Goal of the exercise —
Return, word for word, every line that follows.
— Start of Records for processing —
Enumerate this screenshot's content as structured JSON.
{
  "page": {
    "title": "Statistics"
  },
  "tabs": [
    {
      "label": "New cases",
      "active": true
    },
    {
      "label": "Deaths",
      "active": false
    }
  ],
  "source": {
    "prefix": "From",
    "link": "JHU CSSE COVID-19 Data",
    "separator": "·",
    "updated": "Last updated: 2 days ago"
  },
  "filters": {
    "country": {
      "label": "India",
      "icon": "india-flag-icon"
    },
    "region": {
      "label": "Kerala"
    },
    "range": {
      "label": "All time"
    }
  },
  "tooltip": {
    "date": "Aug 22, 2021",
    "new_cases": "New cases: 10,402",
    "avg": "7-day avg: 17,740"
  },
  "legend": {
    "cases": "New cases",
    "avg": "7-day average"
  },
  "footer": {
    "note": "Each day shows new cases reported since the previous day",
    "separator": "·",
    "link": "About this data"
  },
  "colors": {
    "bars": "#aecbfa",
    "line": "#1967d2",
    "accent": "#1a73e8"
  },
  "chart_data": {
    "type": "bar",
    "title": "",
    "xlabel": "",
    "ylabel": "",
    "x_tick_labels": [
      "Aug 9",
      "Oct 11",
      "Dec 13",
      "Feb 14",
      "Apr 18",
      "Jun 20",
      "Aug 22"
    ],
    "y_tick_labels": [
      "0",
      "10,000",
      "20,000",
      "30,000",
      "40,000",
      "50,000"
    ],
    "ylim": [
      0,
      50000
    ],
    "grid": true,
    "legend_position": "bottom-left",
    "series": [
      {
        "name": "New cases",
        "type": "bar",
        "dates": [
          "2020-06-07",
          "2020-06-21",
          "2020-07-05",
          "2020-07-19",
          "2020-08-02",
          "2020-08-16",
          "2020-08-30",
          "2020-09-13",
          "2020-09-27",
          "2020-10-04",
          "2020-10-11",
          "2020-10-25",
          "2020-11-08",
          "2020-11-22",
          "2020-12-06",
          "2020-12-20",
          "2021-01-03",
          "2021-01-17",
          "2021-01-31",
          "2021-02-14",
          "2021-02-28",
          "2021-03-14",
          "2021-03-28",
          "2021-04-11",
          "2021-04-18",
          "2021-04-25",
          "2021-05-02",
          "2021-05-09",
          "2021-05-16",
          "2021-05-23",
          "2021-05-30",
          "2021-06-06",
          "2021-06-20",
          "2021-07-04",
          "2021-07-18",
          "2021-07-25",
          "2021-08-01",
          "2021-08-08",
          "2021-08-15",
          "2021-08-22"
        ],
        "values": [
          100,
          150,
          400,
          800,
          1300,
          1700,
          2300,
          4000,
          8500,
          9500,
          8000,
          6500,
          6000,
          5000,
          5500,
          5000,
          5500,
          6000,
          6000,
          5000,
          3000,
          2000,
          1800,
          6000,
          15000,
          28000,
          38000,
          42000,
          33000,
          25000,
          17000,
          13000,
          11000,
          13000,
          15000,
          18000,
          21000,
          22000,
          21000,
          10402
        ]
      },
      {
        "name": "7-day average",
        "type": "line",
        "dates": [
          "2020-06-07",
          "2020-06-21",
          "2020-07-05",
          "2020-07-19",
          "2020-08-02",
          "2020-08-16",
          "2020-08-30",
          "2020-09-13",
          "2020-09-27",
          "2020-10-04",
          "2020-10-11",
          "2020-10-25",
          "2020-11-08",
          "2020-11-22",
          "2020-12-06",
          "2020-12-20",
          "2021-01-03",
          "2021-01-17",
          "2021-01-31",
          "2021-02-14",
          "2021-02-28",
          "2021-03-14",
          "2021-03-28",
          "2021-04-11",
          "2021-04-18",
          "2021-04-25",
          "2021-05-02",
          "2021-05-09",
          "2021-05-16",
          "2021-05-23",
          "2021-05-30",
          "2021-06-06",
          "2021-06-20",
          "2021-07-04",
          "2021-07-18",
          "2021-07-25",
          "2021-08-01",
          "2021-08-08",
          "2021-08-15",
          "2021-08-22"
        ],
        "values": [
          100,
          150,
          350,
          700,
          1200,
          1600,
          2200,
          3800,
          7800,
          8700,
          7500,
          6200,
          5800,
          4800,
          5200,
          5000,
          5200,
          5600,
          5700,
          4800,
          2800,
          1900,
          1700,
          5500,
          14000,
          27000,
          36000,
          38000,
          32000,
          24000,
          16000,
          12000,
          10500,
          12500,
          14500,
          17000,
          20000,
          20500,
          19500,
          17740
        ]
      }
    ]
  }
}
— End of Records for processing —
Answer to this problem —
Enumerate this screenshot's content as structured JSON.
{
  "page": {
    "title": "Statistics"
  },
  "tabs": [
    {
      "label": "New cases",
      "active": true
    },
    {
      "label": "Deaths",
      "active": false
    }
  ],
  "source": {
    "prefix": "From",
    "link": "JHU CSSE COVID-19 Data",
    "separator": "·",
    "updated": "Last updated: 2 days ago"
  },
  "filters": {
    "country": {
      "label": "India",
      "icon": "india-flag-icon"
    },
    "region": {
      "label": "Kerala"
    },
    "range": {
      "label": "All time"
    }
  },
  "tooltip": {
    "date": "Aug 22, 2021",
    "new_cases": "New cases: 10,402",
    "avg": "7-day avg: 17,740"
  },
  "legend": {
    "cases": "New cases",
    "avg": "7-day average"
  },
  "footer": {
    "note": "Each day shows new cases reported since the previous day",
    "separator": "·",
    "link": "About this data"
  },
  "colors": {
    "bars": "#aecbfa",
    "line": "#1967d2",
    "accent": "#1a73e8"
  },
  "chart_data": {
    "type": "bar",
    "title": "",
    "xlabel": "",
    "ylabel": "",
    "x_tick_labels": [
      "Aug 9",
      "Oct 11",
      "Dec 13",
      "Feb 14",
      "Apr 18",
      "Jun 20",
      "Aug 22"
    ],
    "y_tick_labels": [
      "0",
      "10,000",
      "20,000",
      "30,000",
      "40,000",
      "50,000"
    ],
    "ylim": [
      0,
      50000
    ],
    "grid": true,
    "legend_position": "bottom-left",
    "series": [
      {
        "name": "New cases",
        "type": "bar",
        "dates": [
          "2020-06-07",
          "2020-06-21",
          "2020-07-05",
          "2020-07-19",
          "2020-08-02",
          "2020-08-16",
          "2020-08-30",
          "2020-09-13",
          "2020-09-27",
          "2020-10-04",
          "2020-10-11",
          "2020-10-25",
          "2020-11-08",
          "2020-11-22",
          "2020-12-06",
          "2020-12-20",
          "2021-01-03",
          "2021-01-17",
          "2021-01-31",
          "2021-02-14",
          "2021-02-28",
          "2021-03-14",
          "2021-03-28",
          "2021-04-11",
          "2021-04-18",
          "2021-04-25",
          "2021-05-02",
          "2021-05-09",
          "2021-05-16",
          "2021-05-23",
          "2021-05-30",
          "2021-06-06",
          "2021-06-20",
          "2021-07-04",
          "2021-07-18",
          "2021-07-25",
          "2021-08-01",
          "2021-08-08",
          "2021-08-15",
          "2021-08-22"
        ],
        "values": [
          100,
          150,
          400,
          800,
          1300,
          1700,
          2300,
          4000,
          8500,
          9500,
          8000,
          6500,
          6000,
          5000,
          5500,
          5000,
          5500,
          6000,
          6000,
          5000,
          3000,
          2000,
          1800,
          6000,
          15000,
          28000,
          38000,
          42000,
          33000,
          25000,
          17000,
          13000,
          11000,
          13000,
          15000,
          18000,
          21000,
          22000,
          21000,
          10402
        ]
      },
      {
        "name": "7-day average",
        "type": "line",
        "dates": [
          "2020-06-07",
          "2020-06-21",
          "2020-07-05",
          "2020-07-19",
          "2020-08-02",
          "2020-08-16",
          "2020-08-30",
          "2020-09-13",
          "2020-09-27",
          "2020-10-04",
          "2020-10-11",
          "2020-10-25",
          "2020-11-08",
          "2020-11-22",
          "2020-12-06",
          "2020-12-20",
          "2021-01-03",
          "2021-01-17",
          "2021-01-31",
          "2021-02-14",
          "2021-02-28",
          "2021-03-14",
          "2021-03-28",
          "2021-04-11",
          "2021-04-18",
          "2021-04-25",
          "2021-05-02",
          "2021-05-09",
          "2021-05-16",
          "2021-05-23",
          "2021-05-30",
          "2021-06-06",
          "2021-06-20",
          "2021-07-04",
          "2021-07-18",
          "2021-07-25",
          "2021-08-01",
          "2021-08-08",
          "2021-08-15",
          "2021-08-22"
        ],
        "values": [
          100,
          150,
          350,
          700,
          1200,
          1600,
          2200,
          3800,
          7800,
          8700,
          7500,
          6200,
          5800,
          4800,
          5200,
          5000,
          5200,
          5600,
          5700,
          4800,
          2800,
          1900,
          1700,
          5500,
          14000,
          27000,
          36000,
          38000,
          32000,
          24000,
          16000,
          12000,
          10500,
          12500,
          14500,
          17000,
          20000,
          20500,
          19500,
          17740
        ]
      }
    ]
  }
}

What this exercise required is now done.